__SHORT PROBLEM__
Write out the full listing exactly as given, minus the images.

>> BEGIN DATA RECORDS

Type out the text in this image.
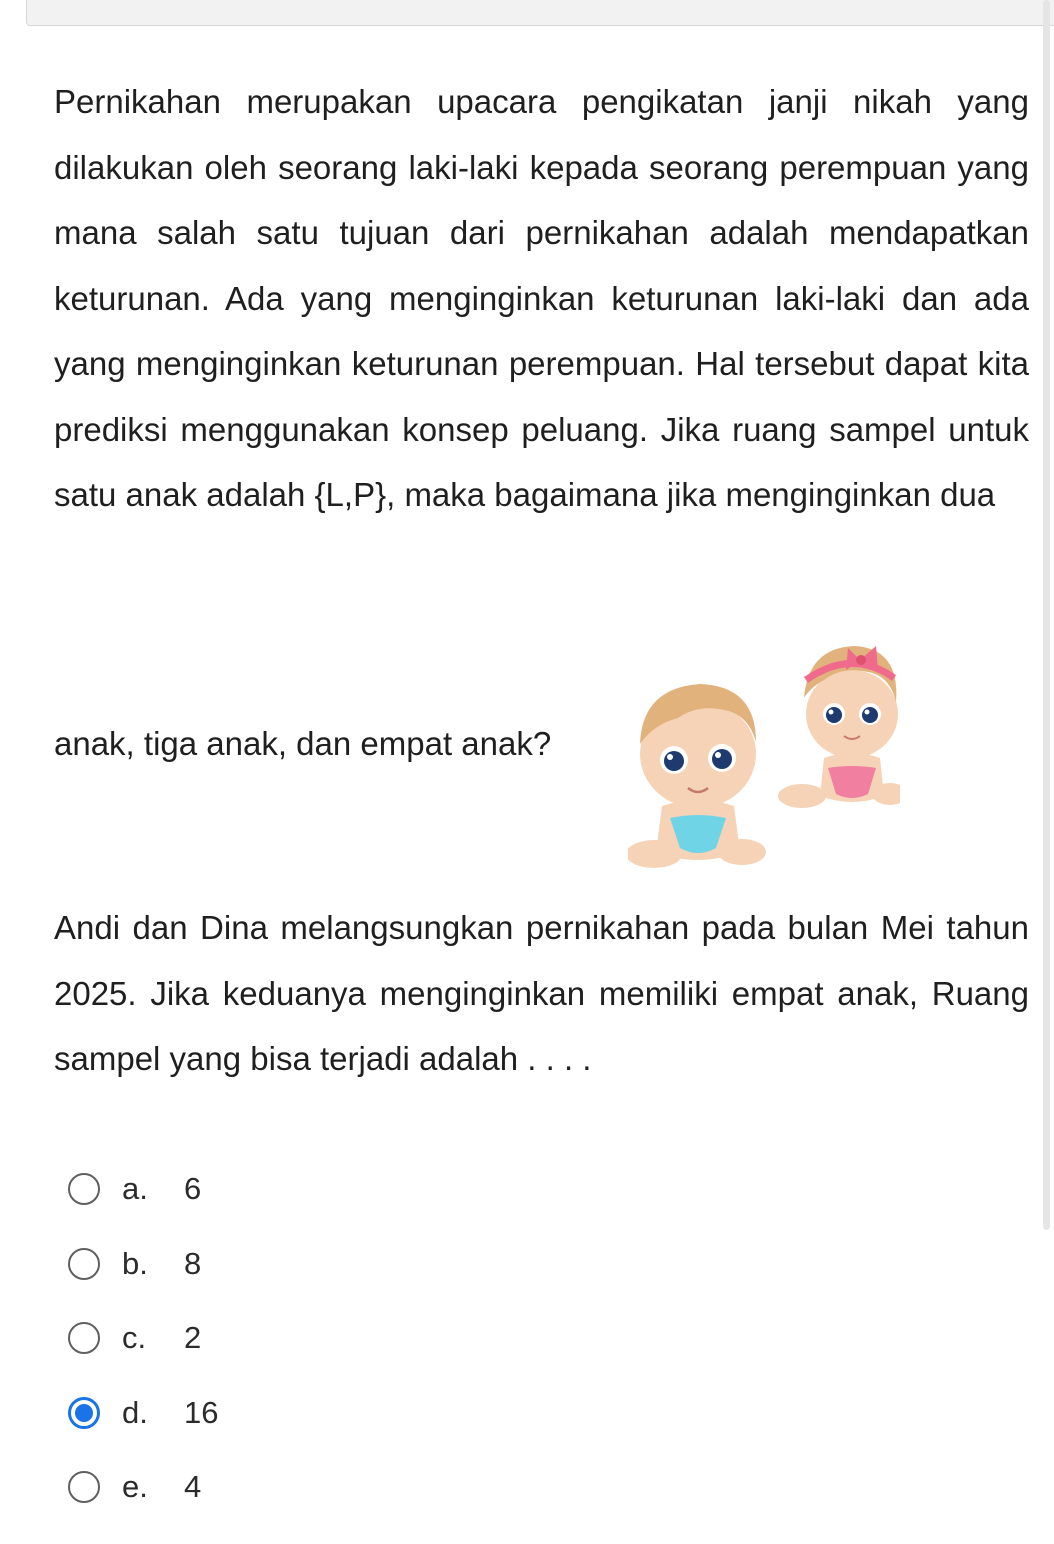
Pernikahan merupakan upacara pengikatan janji nikah yang dilakukan oleh seorang laki-laki kepada seorang perempuan yang mana salah satu tujuan dari pernikahan adalah mendapatkan keturunan. Ada yang menginginkan keturunan laki-laki dan ada yang menginginkan keturunan perempuan. Hal tersebut dapat kita prediksi menggunakan konsep peluang. Jika ruang sampel untuk satu anak adalah {L,P}, maka bagaimana jika menginginkan dua

anak, tiga anak, dan empat anak?

Andi dan Dina melangsungkan pernikahan pada bulan Mei tahun 2025. Jika keduanya menginginkan memiliki empat anak, Ruang sampel yang bisa terjadi adalah . . . .

a.	6
b.	8
c.	2
d.	16
e.	4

>> END DATA RECORDS

__CORRECT OUTPUT__
Type out the text in this image.
Pernikahan merupakan upacara pengikatan janji nikah yang dilakukan oleh seorang laki-laki kepada seorang perempuan yang mana salah satu tujuan dari pernikahan adalah mendapatkan keturunan. Ada yang menginginkan keturunan laki-laki dan ada yang menginginkan keturunan perempuan. Hal tersebut dapat kita prediksi menggunakan konsep peluang. Jika ruang sampel untuk satu anak adalah {L,P}, maka bagaimana jika menginginkan dua

anak, tiga anak, dan empat anak?

Andi dan Dina melangsungkan pernikahan pada bulan Mei tahun 2025. Jika keduanya menginginkan memiliki empat anak, Ruang sampel yang bisa terjadi adalah . . . .

a.	6
b.	8
c.	2
d.	16
e.	4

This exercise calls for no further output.